What you need to do: Search the data for the string "JSON" and extract every line where it appears.
------
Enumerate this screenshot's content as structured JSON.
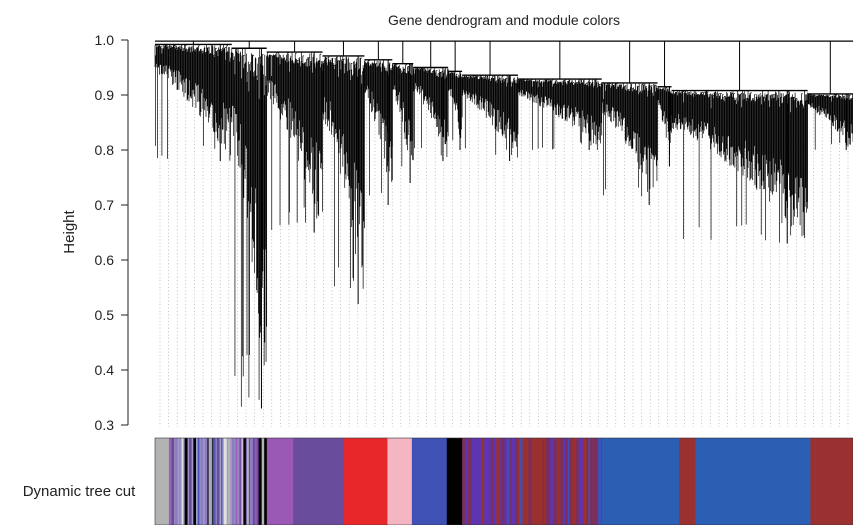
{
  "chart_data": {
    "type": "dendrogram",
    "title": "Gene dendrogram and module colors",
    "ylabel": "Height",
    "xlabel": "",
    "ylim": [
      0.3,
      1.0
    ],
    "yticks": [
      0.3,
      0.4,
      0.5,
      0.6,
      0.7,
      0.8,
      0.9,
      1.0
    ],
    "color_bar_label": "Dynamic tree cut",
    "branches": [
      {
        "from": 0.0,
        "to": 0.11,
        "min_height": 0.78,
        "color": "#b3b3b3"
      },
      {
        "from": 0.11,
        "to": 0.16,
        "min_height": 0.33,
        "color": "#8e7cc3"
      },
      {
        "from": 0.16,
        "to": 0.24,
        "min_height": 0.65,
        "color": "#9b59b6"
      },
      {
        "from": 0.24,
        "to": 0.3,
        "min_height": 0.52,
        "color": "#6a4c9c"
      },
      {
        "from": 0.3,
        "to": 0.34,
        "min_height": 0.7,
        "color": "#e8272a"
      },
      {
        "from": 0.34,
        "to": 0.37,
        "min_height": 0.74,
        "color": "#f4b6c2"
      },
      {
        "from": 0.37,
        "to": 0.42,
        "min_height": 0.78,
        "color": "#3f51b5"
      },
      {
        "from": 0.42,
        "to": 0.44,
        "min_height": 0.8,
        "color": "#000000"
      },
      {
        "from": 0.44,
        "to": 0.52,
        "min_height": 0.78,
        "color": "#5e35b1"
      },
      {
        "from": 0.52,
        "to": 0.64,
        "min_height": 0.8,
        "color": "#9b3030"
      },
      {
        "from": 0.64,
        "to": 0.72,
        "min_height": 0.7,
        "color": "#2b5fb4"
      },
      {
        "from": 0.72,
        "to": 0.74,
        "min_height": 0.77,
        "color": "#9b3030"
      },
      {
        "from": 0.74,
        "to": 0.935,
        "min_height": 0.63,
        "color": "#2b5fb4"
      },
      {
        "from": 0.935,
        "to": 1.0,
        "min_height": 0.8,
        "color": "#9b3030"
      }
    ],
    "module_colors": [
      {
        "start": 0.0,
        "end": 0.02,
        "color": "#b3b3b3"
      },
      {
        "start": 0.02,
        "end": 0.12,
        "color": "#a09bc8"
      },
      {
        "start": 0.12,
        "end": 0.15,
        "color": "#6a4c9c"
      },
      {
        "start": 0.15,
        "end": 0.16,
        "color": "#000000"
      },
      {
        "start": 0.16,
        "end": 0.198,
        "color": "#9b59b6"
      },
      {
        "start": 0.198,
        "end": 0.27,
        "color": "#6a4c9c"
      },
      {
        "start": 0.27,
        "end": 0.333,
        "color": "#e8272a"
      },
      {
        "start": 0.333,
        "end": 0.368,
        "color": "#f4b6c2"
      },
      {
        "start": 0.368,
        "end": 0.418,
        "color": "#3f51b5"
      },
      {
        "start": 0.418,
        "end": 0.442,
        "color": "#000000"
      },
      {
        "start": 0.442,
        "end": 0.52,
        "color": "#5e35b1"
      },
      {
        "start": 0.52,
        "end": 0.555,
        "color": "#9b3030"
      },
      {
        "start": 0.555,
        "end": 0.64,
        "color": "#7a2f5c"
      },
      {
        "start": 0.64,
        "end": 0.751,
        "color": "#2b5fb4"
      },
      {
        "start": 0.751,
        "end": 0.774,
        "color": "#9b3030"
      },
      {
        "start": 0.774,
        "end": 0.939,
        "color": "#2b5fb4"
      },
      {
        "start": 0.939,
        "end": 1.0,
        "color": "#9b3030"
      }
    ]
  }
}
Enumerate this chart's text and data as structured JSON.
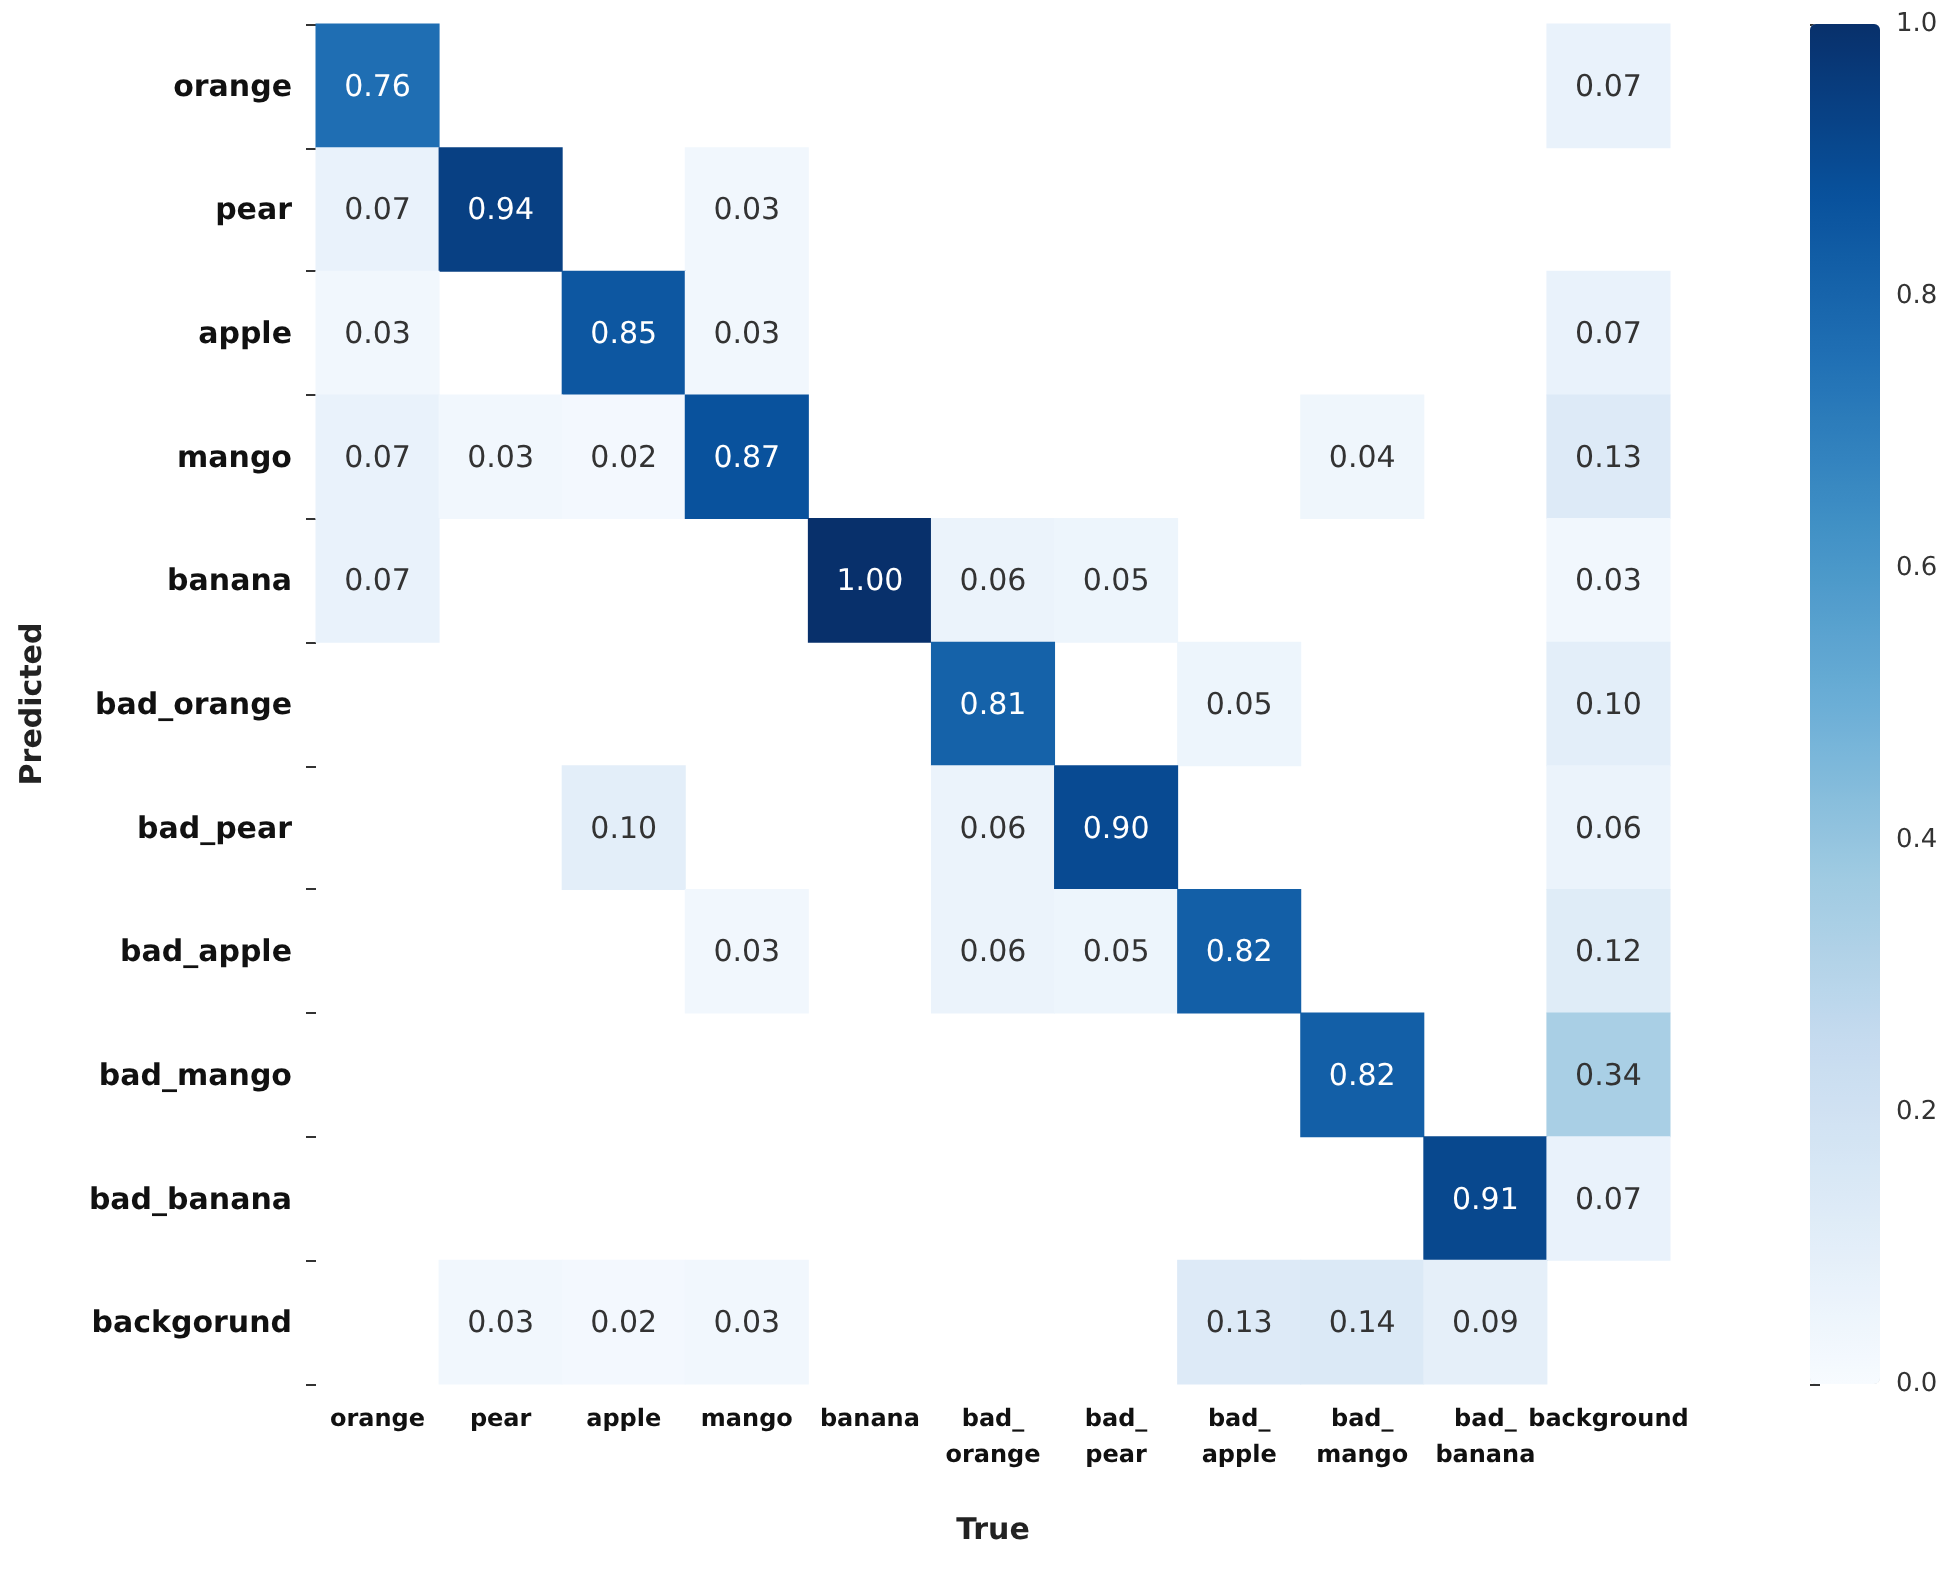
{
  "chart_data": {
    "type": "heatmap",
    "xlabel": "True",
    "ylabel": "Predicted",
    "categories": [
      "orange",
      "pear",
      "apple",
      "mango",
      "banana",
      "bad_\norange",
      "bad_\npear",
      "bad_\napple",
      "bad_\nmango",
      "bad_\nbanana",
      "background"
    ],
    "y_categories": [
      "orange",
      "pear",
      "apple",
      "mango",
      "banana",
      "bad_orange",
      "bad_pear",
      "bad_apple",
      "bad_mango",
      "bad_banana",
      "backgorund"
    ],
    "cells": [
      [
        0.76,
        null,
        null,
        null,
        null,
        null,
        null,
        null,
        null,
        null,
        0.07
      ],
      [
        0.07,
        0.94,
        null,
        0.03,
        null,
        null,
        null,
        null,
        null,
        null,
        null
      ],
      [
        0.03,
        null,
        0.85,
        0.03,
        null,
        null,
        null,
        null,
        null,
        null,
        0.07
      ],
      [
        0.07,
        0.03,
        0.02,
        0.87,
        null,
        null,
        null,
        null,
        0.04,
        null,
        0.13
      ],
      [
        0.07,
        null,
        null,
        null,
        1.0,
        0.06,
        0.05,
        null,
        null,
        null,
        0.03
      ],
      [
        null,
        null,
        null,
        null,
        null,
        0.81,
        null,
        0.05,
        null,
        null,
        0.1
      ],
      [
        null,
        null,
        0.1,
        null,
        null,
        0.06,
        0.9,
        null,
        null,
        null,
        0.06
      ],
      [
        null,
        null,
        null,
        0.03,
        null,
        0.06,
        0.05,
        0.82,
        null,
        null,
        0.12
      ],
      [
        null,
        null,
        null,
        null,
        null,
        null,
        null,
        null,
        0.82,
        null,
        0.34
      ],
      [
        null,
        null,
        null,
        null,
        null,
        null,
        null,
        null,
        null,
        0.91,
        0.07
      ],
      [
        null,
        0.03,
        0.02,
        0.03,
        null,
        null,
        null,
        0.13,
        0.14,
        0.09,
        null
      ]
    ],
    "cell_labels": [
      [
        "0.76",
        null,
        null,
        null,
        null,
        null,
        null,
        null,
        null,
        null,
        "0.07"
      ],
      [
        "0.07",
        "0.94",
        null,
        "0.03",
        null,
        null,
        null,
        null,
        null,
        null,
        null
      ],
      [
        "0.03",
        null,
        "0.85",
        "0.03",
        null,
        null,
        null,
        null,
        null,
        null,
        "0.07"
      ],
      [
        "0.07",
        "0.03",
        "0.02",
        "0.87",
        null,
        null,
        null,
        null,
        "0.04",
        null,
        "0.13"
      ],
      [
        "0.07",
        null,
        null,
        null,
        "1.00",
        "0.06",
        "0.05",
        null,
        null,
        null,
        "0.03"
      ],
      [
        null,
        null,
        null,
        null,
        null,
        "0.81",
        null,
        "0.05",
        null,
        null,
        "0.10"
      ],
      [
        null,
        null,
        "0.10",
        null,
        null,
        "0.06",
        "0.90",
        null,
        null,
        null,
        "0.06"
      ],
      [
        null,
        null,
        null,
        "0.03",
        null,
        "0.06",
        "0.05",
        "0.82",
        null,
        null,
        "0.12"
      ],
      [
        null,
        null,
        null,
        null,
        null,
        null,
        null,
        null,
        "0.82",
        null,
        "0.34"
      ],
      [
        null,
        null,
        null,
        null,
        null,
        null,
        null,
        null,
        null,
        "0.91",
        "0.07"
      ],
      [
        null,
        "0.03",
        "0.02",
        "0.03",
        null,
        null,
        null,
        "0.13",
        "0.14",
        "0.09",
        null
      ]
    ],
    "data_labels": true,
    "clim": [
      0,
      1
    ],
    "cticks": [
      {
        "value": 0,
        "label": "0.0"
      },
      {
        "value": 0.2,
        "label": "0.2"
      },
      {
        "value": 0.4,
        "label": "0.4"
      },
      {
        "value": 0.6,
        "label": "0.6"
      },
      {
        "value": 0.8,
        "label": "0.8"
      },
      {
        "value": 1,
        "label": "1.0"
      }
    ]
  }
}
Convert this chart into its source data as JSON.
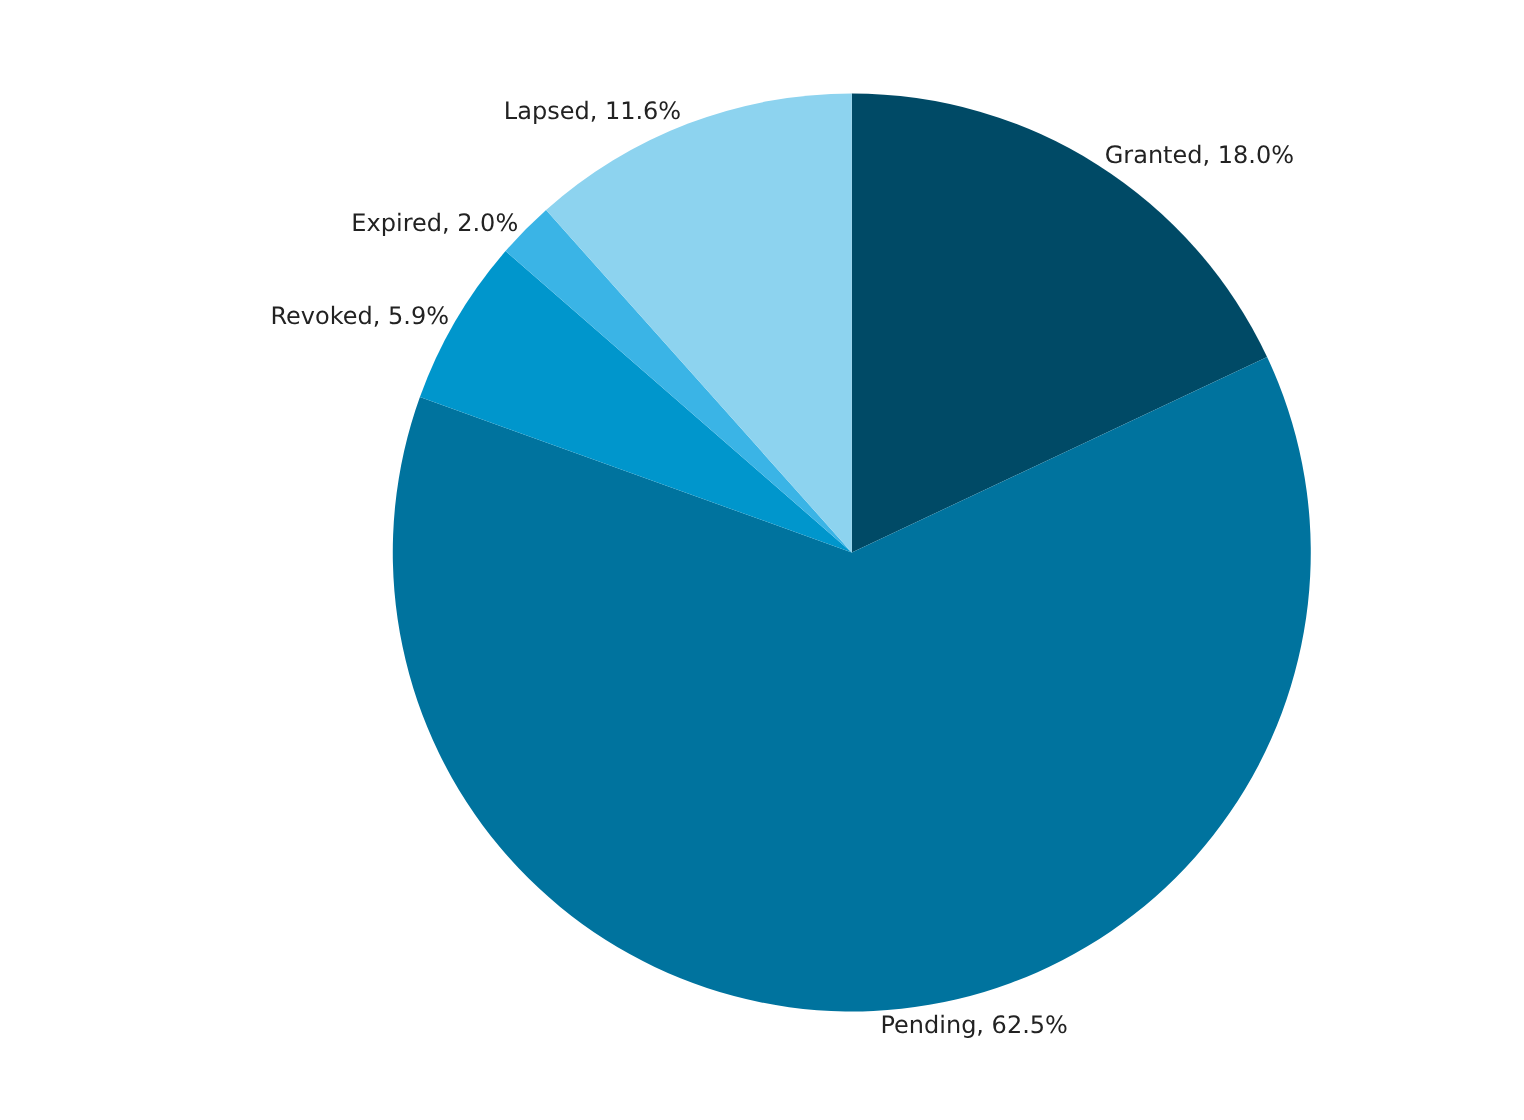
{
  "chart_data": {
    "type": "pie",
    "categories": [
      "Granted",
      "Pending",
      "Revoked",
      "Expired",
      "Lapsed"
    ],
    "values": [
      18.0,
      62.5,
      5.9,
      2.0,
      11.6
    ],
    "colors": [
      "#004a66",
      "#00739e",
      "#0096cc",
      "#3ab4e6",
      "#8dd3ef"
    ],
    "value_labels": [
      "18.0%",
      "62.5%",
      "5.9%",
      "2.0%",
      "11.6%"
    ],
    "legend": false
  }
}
------
Exercise response:
Enumerate this screenshot's content as structured JSON.
Enumerate this chart's text and data as structured JSON.
Convert this chart into its source data as JSON.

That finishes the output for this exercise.